• What to produce:
Leave out the pictures and reproduce all of the data exactly.

━━ Data records ━━

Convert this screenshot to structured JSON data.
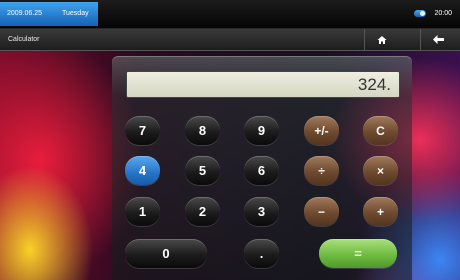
{
  "status_bar": {
    "date": "2009.06.25",
    "day": "Tuesday",
    "time": "20:00"
  },
  "title_bar": {
    "title": "Calculator",
    "home_icon": "home-icon",
    "back_icon": "back-arrow-icon"
  },
  "calculator": {
    "display_value": "324.",
    "rows": [
      [
        "7",
        "8",
        "9",
        "+/-",
        "C"
      ],
      [
        "4",
        "5",
        "6",
        "÷",
        "×"
      ],
      [
        "1",
        "2",
        "3",
        "−",
        "+"
      ],
      [
        "0",
        ".",
        "="
      ]
    ],
    "active_key": "4"
  },
  "colors": {
    "accent_blue": "#2573c9",
    "operator_brown": "#6e4a30",
    "equals_green": "#6ab83e"
  }
}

━━━

• Response for this exercise:
Convert this screenshot to structured JSON data.
{
  "status_bar": {
    "date": "2009.06.25",
    "day": "Tuesday",
    "time": "20:00"
  },
  "title_bar": {
    "title": "Calculator",
    "home_icon": "home-icon",
    "back_icon": "back-arrow-icon"
  },
  "calculator": {
    "display_value": "324.",
    "rows": [
      [
        "7",
        "8",
        "9",
        "+/-",
        "C"
      ],
      [
        "4",
        "5",
        "6",
        "÷",
        "×"
      ],
      [
        "1",
        "2",
        "3",
        "−",
        "+"
      ],
      [
        "0",
        ".",
        "="
      ]
    ],
    "active_key": "4"
  },
  "colors": {
    "accent_blue": "#2573c9",
    "operator_brown": "#6e4a30",
    "equals_green": "#6ab83e"
  }
}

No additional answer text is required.